Search the records below for the word "text" and show every line where it occurs.

• Data listing

╭──

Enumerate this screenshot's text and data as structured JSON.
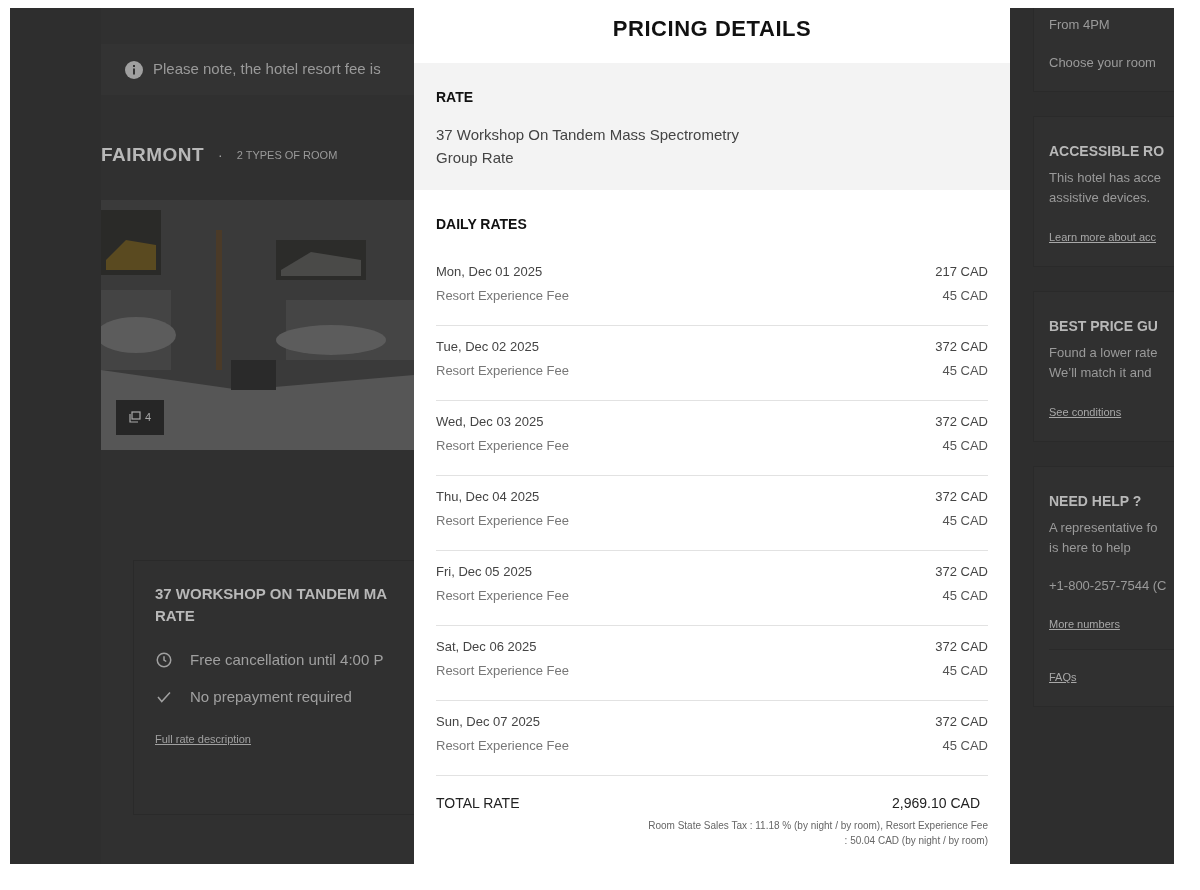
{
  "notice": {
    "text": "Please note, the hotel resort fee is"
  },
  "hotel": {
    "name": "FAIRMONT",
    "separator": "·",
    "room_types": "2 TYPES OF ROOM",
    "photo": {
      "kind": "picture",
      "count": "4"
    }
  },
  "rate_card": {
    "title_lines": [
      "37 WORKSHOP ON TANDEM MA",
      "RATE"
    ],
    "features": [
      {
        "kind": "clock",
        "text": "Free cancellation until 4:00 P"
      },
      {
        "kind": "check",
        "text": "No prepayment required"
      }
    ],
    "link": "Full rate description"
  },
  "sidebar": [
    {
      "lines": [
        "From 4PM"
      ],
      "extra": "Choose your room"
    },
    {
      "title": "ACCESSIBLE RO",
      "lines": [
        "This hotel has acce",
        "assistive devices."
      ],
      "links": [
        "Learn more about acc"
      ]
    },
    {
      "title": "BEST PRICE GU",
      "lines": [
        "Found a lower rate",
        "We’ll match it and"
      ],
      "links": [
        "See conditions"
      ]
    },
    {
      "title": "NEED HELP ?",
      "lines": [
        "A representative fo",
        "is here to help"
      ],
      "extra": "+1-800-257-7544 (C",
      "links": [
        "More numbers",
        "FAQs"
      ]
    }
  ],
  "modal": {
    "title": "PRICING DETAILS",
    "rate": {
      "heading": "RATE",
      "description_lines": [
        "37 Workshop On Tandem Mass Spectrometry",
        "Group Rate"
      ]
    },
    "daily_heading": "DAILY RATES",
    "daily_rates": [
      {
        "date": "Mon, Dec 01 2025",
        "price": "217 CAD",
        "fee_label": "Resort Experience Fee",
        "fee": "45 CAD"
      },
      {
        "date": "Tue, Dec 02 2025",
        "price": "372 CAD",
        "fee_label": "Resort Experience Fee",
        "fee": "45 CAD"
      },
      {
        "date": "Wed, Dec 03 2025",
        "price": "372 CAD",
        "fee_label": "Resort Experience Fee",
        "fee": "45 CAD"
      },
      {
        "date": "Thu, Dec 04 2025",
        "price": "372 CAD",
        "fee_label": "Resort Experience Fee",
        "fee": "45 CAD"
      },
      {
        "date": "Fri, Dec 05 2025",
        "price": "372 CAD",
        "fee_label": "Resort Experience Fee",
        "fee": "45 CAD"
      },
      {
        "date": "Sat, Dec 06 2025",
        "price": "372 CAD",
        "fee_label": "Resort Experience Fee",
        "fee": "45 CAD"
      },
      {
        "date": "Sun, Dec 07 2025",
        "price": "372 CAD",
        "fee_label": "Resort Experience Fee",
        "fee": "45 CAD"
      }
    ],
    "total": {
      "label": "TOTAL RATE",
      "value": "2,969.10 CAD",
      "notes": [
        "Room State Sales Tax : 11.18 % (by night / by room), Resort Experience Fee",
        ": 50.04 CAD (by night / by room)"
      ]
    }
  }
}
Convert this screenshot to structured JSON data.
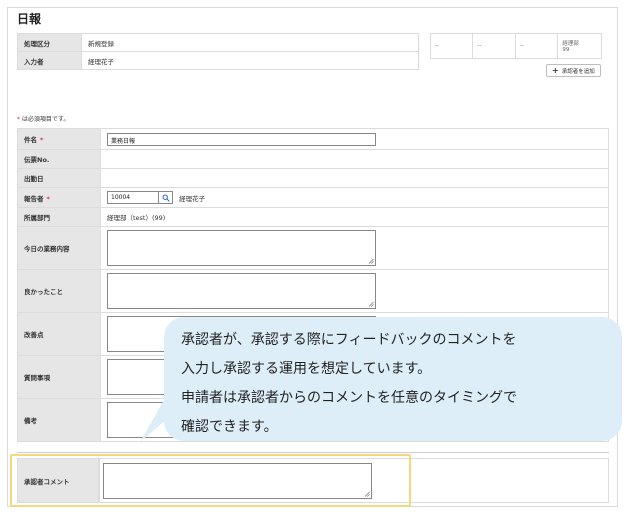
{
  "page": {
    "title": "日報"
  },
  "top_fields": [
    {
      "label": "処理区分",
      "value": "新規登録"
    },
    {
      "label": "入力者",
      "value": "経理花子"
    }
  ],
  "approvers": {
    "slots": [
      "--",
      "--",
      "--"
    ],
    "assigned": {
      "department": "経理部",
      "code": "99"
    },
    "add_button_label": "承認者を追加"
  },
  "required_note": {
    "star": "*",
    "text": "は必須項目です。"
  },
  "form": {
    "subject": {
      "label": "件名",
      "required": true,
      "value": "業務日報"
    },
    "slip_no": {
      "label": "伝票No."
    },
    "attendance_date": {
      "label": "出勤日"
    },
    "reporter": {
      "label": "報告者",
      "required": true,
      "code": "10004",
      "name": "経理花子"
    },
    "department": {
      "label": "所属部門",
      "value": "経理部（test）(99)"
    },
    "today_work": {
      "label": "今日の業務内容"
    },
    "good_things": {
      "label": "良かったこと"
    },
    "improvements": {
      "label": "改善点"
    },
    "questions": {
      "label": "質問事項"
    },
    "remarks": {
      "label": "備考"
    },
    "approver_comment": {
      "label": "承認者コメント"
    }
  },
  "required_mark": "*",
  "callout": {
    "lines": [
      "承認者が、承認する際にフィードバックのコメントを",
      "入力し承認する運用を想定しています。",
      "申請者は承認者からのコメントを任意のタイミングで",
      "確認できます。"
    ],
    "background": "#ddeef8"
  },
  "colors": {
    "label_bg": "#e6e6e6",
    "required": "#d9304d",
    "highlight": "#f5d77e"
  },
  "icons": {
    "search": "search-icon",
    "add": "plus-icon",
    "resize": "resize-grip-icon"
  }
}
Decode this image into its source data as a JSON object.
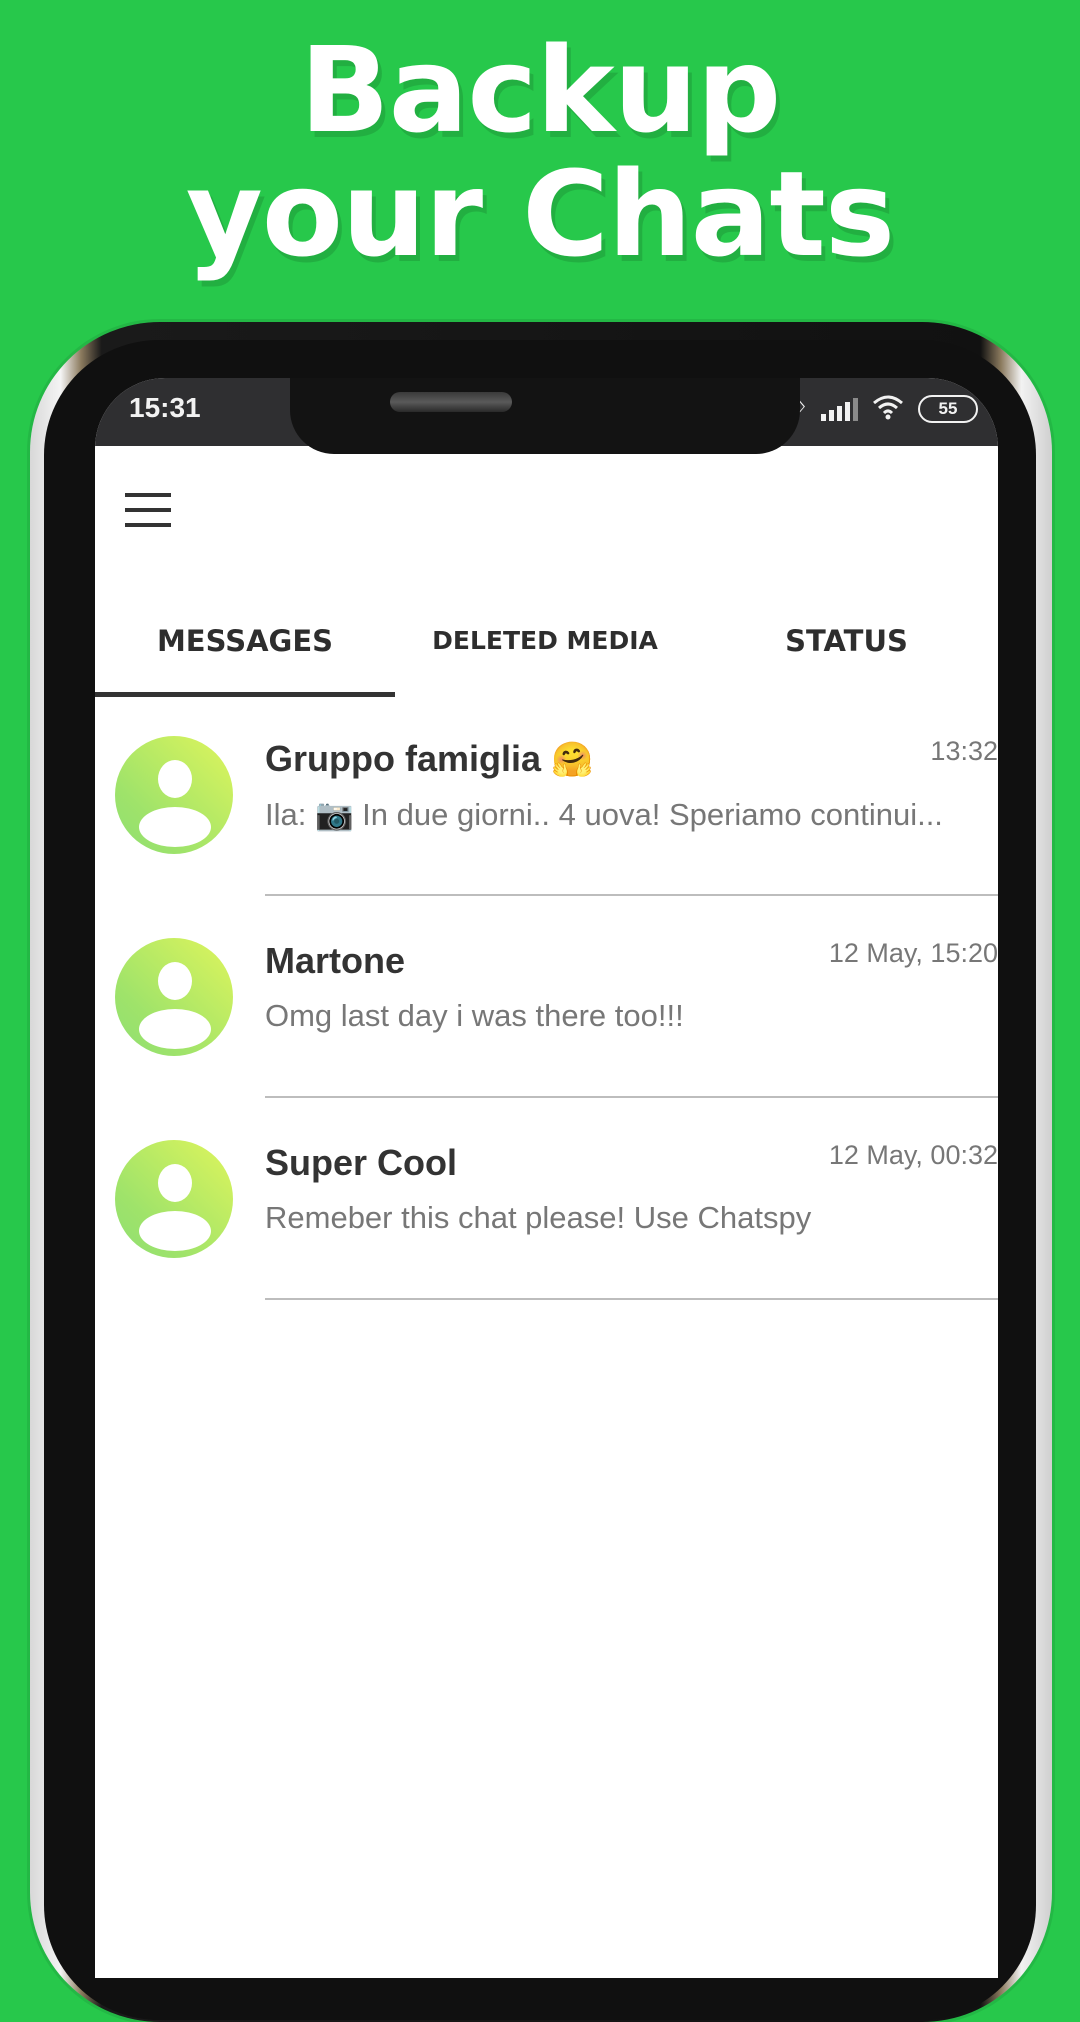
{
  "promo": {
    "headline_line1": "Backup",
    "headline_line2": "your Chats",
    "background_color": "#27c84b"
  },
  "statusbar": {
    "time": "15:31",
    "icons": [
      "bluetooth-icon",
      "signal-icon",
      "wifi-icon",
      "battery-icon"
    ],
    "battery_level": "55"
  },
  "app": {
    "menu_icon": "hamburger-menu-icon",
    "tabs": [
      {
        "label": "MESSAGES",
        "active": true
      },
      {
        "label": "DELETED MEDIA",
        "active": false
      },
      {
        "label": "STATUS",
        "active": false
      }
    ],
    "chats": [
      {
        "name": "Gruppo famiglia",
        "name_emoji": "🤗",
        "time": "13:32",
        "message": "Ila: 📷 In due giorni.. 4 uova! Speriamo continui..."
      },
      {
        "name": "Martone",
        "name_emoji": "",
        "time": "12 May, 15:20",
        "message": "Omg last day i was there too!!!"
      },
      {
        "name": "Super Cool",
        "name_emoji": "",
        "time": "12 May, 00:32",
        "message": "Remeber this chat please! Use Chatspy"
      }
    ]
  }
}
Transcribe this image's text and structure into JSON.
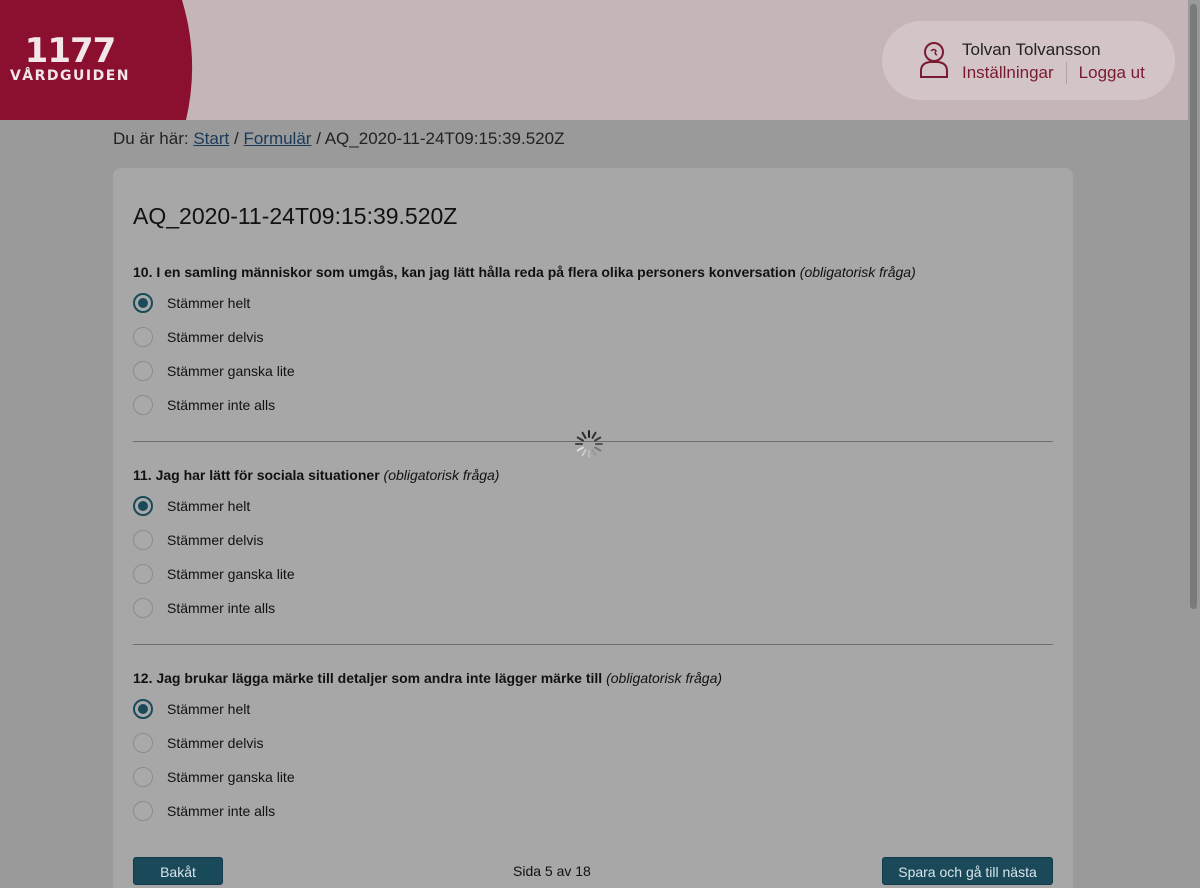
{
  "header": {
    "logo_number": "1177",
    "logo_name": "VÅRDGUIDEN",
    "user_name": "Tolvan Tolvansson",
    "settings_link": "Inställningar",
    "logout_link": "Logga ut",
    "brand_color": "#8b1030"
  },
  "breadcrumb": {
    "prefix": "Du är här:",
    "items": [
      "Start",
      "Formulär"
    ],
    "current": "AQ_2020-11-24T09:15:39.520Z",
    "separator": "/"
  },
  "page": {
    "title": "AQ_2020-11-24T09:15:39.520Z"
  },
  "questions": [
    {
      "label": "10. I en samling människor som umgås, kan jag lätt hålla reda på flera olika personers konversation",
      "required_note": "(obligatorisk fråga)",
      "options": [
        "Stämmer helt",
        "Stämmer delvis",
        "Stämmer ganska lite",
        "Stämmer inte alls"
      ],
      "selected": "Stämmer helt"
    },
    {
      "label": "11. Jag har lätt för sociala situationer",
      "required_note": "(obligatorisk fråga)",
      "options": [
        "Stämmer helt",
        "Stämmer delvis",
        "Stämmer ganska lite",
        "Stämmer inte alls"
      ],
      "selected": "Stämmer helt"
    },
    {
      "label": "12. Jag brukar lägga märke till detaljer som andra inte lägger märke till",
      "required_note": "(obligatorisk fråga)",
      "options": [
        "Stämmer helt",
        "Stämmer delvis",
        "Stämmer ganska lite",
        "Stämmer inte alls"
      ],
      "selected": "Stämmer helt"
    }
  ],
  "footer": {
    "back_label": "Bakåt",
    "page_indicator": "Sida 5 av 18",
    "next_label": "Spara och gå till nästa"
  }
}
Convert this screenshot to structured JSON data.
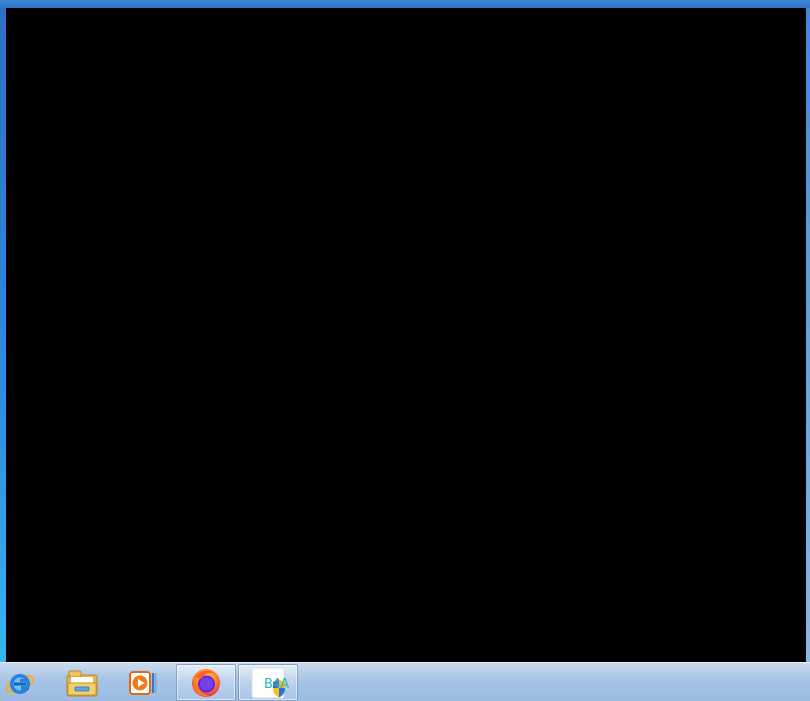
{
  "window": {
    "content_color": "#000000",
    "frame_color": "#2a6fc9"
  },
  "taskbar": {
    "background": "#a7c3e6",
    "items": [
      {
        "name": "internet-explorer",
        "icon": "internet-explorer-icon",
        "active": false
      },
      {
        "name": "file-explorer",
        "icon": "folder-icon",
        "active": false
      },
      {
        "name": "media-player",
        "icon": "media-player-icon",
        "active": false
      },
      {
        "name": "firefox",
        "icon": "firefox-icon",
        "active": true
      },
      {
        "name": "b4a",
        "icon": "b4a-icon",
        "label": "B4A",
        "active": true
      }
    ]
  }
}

╰──

• Solution
Enumerate this screenshot's text and data as structured JSON.
    "text": "Please note, the hotel resort fee is"
        "text": "Free cancellation until 4:00 P"
        "text": "No prepayment required"
    "text": "は必須項目です。"
Transcribe this image's text and structure into JSON.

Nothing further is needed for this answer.